Material for this exercise =>
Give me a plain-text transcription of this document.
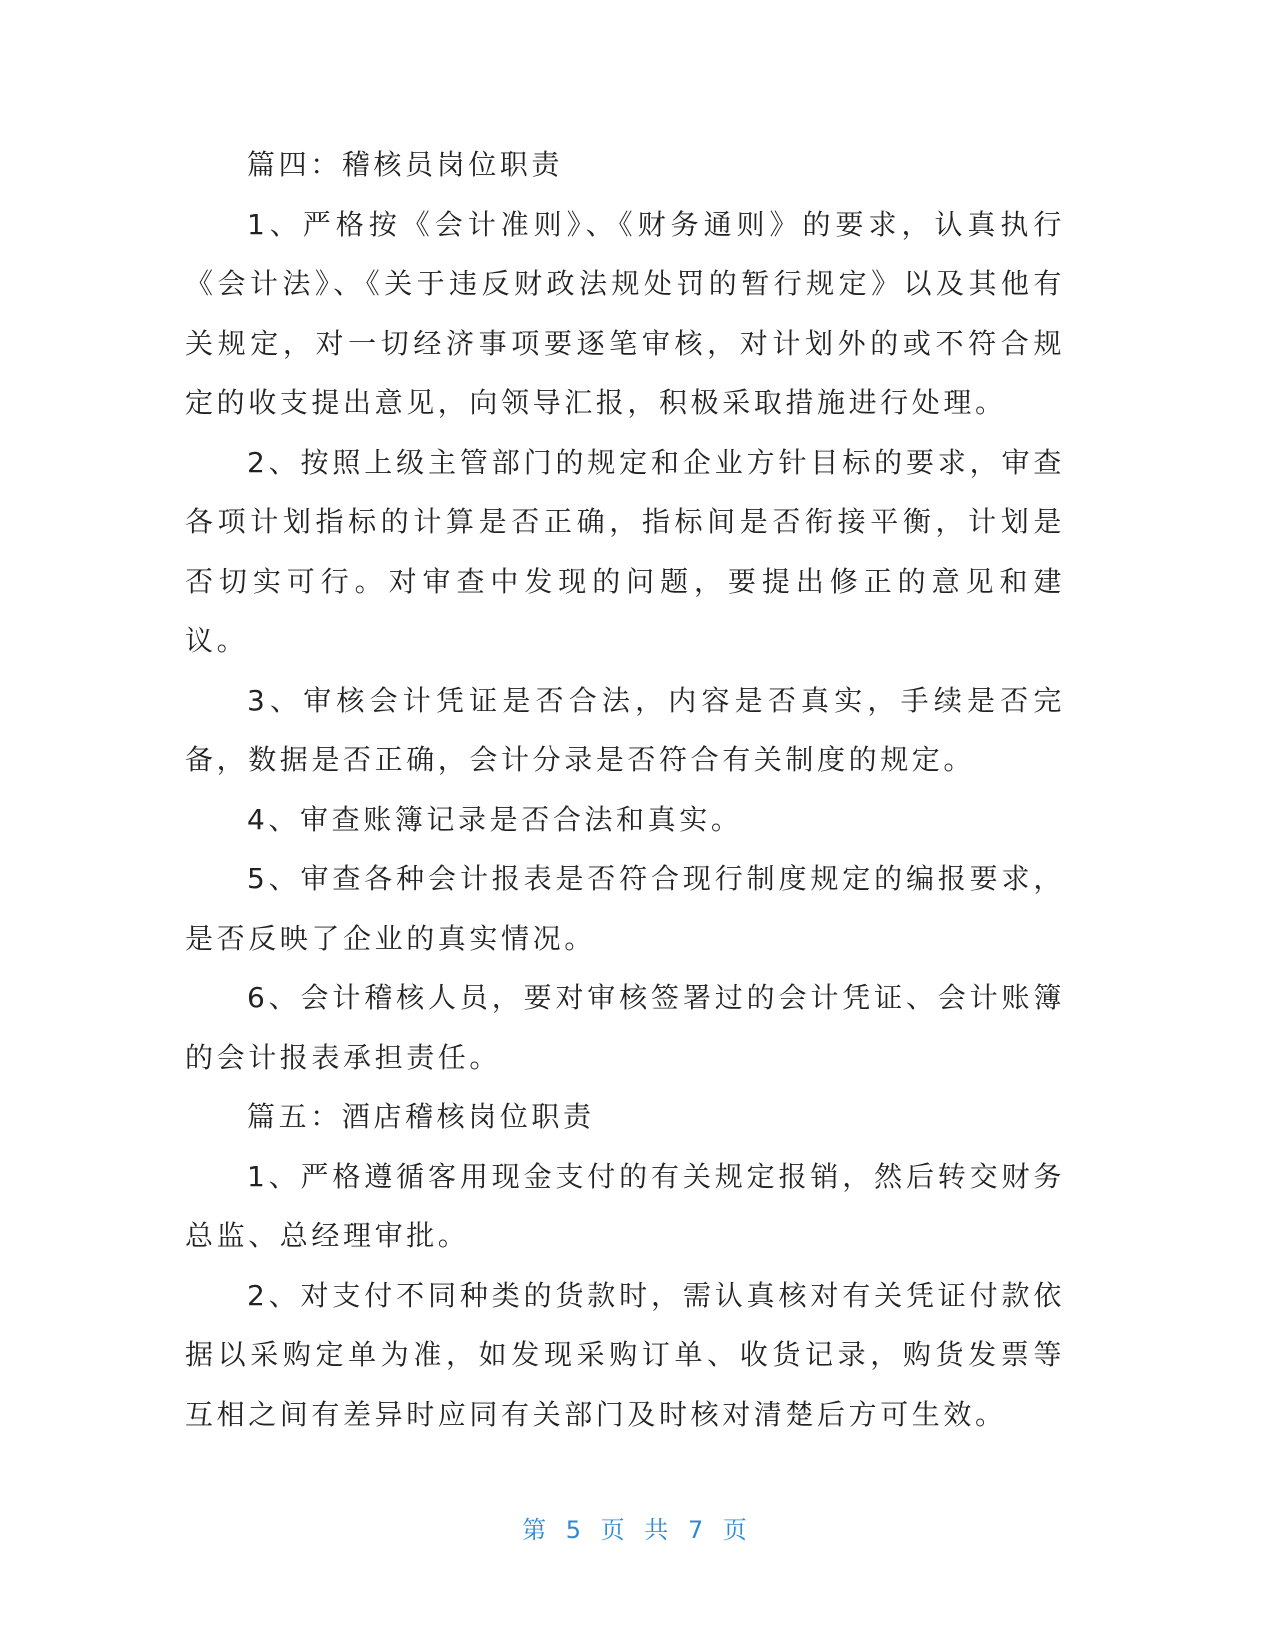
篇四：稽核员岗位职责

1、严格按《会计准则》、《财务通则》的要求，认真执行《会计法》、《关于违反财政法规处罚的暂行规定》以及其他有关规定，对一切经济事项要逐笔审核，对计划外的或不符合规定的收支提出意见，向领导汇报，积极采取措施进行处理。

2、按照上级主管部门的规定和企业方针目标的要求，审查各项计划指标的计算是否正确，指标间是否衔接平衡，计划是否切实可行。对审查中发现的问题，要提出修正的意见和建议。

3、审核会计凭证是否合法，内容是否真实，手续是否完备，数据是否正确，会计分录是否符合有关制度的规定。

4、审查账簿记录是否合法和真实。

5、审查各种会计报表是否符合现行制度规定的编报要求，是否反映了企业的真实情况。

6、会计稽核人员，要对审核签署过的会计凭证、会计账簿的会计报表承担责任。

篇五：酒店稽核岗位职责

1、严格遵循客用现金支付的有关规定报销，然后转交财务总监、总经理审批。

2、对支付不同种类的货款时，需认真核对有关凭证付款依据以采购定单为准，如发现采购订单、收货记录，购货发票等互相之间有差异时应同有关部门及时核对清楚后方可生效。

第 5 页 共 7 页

Instructions for the task => Return every line of the records exactly as given, pictures excluded.

Complete answer =>
Give me a plain-text transcription of this document.
篇四：稽核员岗位职责

1、严格按《会计准则》、《财务通则》的要求，认真执行《会计法》、《关于违反财政法规处罚的暂行规定》以及其他有关规定，对一切经济事项要逐笔审核，对计划外的或不符合规定的收支提出意见，向领导汇报，积极采取措施进行处理。

2、按照上级主管部门的规定和企业方针目标的要求，审查各项计划指标的计算是否正确，指标间是否衔接平衡，计划是否切实可行。对审查中发现的问题，要提出修正的意见和建议。

3、审核会计凭证是否合法，内容是否真实，手续是否完备，数据是否正确，会计分录是否符合有关制度的规定。

4、审查账簿记录是否合法和真实。

5、审查各种会计报表是否符合现行制度规定的编报要求，是否反映了企业的真实情况。

6、会计稽核人员，要对审核签署过的会计凭证、会计账簿的会计报表承担责任。

篇五：酒店稽核岗位职责

1、严格遵循客用现金支付的有关规定报销，然后转交财务总监、总经理审批。

2、对支付不同种类的货款时，需认真核对有关凭证付款依据以采购定单为准，如发现采购订单、收货记录，购货发票等互相之间有差异时应同有关部门及时核对清楚后方可生效。

第 5 页 共 7 页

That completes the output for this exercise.